Records that describe figures
■ ■ ■ ■
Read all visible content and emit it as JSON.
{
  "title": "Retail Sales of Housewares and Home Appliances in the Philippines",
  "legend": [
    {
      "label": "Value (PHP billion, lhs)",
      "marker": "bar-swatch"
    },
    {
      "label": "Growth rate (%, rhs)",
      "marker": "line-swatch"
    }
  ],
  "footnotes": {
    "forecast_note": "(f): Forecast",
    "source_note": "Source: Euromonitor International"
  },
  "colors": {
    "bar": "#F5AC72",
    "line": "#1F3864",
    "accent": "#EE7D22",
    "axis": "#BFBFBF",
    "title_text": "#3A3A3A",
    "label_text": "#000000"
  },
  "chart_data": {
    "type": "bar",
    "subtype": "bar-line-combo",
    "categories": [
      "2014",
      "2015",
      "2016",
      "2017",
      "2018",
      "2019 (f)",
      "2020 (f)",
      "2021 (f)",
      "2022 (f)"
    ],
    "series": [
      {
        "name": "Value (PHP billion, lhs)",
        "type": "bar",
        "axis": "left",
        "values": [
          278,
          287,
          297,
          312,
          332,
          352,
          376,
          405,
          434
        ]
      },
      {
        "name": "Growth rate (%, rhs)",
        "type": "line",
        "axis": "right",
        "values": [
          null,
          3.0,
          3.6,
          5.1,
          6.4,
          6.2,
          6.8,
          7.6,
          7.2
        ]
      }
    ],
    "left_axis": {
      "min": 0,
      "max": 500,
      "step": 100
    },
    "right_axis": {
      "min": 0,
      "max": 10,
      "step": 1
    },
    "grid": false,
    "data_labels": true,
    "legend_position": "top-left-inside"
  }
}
■ ■ ■ ■
## TASK DETAILS
Would you reproduce all the entries exactly?

## OUTPUT OF THE TASK
Read all visible content and emit it as JSON.
{
  "title": "Retail Sales of Housewares and Home Appliances in the Philippines",
  "legend": [
    {
      "label": "Value (PHP billion, lhs)",
      "marker": "bar-swatch"
    },
    {
      "label": "Growth rate (%, rhs)",
      "marker": "line-swatch"
    }
  ],
  "footnotes": {
    "forecast_note": "(f): Forecast",
    "source_note": "Source: Euromonitor International"
  },
  "colors": {
    "bar": "#F5AC72",
    "line": "#1F3864",
    "accent": "#EE7D22",
    "axis": "#BFBFBF",
    "title_text": "#3A3A3A",
    "label_text": "#000000"
  },
  "chart_data": {
    "type": "bar",
    "subtype": "bar-line-combo",
    "categories": [
      "2014",
      "2015",
      "2016",
      "2017",
      "2018",
      "2019 (f)",
      "2020 (f)",
      "2021 (f)",
      "2022 (f)"
    ],
    "series": [
      {
        "name": "Value (PHP billion, lhs)",
        "type": "bar",
        "axis": "left",
        "values": [
          278,
          287,
          297,
          312,
          332,
          352,
          376,
          405,
          434
        ]
      },
      {
        "name": "Growth rate (%, rhs)",
        "type": "line",
        "axis": "right",
        "values": [
          null,
          3.0,
          3.6,
          5.1,
          6.4,
          6.2,
          6.8,
          7.6,
          7.2
        ]
      }
    ],
    "left_axis": {
      "min": 0,
      "max": 500,
      "step": 100
    },
    "right_axis": {
      "min": 0,
      "max": 10,
      "step": 1
    },
    "grid": false,
    "data_labels": true,
    "legend_position": "top-left-inside"
  }
}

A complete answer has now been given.